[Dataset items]
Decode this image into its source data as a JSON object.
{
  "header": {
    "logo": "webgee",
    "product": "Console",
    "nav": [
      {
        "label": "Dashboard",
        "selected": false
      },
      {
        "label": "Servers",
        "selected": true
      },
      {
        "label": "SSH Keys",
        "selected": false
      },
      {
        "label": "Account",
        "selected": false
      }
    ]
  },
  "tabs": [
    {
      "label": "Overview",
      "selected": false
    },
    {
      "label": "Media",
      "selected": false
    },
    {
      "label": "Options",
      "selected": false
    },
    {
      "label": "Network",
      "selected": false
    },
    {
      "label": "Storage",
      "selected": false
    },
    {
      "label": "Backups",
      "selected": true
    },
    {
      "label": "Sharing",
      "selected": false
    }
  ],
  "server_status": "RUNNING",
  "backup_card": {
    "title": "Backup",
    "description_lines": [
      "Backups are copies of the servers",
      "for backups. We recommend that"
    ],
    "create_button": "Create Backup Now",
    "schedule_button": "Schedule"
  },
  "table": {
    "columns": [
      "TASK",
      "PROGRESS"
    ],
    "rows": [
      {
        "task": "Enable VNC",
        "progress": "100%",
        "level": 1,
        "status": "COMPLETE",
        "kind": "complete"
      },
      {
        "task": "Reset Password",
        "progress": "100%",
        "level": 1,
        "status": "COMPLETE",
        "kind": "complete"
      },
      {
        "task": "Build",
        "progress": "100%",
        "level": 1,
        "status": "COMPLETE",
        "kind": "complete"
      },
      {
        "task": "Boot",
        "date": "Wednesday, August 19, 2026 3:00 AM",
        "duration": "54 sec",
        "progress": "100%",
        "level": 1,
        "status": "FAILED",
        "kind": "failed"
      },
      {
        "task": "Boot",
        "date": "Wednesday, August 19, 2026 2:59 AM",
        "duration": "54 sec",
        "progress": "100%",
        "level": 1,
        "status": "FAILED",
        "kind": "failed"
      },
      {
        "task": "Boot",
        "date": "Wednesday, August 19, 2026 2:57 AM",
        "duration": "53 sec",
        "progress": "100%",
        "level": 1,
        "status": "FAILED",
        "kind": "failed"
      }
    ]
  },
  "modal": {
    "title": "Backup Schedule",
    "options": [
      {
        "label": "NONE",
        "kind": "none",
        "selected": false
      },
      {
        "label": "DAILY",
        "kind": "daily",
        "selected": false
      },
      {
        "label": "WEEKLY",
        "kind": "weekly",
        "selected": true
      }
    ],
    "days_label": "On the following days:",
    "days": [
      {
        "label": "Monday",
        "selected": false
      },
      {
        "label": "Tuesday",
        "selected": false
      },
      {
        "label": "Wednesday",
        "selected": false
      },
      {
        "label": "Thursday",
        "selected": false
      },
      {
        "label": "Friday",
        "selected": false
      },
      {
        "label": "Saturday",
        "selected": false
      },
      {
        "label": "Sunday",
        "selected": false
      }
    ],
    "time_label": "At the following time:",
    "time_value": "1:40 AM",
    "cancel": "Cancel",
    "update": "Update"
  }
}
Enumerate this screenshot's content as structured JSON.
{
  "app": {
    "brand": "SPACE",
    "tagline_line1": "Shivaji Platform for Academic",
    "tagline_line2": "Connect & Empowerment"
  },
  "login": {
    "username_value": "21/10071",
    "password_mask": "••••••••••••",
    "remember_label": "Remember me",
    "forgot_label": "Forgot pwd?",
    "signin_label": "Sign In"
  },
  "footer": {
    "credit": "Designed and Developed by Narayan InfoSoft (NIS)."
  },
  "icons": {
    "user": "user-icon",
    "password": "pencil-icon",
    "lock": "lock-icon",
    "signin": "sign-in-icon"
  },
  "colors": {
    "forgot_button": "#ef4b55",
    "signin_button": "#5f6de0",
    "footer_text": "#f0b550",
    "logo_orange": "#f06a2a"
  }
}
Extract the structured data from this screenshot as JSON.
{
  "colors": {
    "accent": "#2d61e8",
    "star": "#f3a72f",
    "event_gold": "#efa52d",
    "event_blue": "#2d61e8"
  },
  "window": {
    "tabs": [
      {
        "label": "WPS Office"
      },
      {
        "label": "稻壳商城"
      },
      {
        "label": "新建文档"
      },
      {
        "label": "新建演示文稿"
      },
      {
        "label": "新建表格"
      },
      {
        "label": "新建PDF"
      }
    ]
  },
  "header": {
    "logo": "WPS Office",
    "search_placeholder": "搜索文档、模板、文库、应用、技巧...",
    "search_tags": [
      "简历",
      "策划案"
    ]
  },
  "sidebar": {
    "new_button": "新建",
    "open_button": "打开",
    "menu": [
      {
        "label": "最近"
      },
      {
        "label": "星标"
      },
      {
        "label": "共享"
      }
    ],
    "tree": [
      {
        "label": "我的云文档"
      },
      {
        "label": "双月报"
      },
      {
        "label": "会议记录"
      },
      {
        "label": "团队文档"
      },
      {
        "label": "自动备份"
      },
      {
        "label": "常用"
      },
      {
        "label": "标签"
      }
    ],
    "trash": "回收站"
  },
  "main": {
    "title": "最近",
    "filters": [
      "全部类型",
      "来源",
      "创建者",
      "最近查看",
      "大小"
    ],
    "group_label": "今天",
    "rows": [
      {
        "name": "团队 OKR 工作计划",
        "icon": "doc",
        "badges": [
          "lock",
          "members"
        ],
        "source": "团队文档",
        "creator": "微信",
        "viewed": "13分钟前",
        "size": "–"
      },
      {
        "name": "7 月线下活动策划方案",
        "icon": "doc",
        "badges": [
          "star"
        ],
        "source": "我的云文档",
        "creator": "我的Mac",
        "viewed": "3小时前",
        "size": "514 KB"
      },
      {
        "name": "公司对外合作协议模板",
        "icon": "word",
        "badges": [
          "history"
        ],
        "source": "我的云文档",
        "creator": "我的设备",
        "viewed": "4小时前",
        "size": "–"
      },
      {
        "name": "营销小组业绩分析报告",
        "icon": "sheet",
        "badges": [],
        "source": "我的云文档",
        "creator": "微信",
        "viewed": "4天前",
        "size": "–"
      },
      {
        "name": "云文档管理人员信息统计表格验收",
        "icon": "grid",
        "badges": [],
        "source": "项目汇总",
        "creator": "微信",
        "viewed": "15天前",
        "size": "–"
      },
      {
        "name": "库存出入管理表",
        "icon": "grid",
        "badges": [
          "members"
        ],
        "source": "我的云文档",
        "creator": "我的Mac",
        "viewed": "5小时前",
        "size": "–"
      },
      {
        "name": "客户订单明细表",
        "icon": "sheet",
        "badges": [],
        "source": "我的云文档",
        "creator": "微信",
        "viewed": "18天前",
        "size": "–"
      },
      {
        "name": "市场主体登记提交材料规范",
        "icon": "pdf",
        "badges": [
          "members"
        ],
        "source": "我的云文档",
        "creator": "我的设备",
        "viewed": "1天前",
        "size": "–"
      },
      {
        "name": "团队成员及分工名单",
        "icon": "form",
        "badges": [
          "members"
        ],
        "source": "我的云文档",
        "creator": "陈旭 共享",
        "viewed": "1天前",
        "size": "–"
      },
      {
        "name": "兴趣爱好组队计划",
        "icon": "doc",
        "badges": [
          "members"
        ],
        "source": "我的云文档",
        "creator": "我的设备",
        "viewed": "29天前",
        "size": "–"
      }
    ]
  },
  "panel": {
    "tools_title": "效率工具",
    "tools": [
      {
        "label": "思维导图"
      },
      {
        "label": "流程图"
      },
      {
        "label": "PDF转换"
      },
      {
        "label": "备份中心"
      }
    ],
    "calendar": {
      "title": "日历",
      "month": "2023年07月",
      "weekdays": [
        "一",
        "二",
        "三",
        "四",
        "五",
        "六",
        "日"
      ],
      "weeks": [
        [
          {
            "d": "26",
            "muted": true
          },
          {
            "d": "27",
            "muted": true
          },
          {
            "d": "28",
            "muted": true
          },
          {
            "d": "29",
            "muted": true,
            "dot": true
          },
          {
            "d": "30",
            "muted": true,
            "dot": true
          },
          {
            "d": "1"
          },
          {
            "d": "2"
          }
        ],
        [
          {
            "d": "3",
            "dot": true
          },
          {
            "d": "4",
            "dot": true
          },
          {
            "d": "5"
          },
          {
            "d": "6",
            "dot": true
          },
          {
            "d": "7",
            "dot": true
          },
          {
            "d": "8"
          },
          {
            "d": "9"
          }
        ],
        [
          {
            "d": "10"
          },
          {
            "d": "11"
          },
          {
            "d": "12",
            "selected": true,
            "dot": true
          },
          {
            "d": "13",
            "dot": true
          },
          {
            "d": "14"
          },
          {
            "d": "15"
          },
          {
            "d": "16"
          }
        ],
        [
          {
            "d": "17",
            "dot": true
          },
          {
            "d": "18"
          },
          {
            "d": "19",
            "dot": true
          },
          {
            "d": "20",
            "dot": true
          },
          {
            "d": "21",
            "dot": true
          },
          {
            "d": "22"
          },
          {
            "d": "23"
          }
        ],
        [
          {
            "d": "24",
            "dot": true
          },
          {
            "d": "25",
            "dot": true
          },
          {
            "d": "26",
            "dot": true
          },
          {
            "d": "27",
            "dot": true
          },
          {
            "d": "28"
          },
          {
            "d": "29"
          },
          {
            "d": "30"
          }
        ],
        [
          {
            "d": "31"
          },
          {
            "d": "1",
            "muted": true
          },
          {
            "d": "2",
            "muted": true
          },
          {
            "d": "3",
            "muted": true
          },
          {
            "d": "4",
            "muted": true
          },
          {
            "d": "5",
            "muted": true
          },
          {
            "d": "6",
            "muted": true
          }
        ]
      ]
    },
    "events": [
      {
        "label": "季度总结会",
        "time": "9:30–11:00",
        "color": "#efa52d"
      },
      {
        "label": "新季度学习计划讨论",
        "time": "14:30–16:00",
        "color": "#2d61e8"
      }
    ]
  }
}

_Exercise details:_ Copy every line above in which the string "this" shows up.

_Exercise answer:_
Decode this image into its source data as a JSON object.
Enumerate this screenshot's content as structured JSON.
Extract the structured data from this screenshot as JSON.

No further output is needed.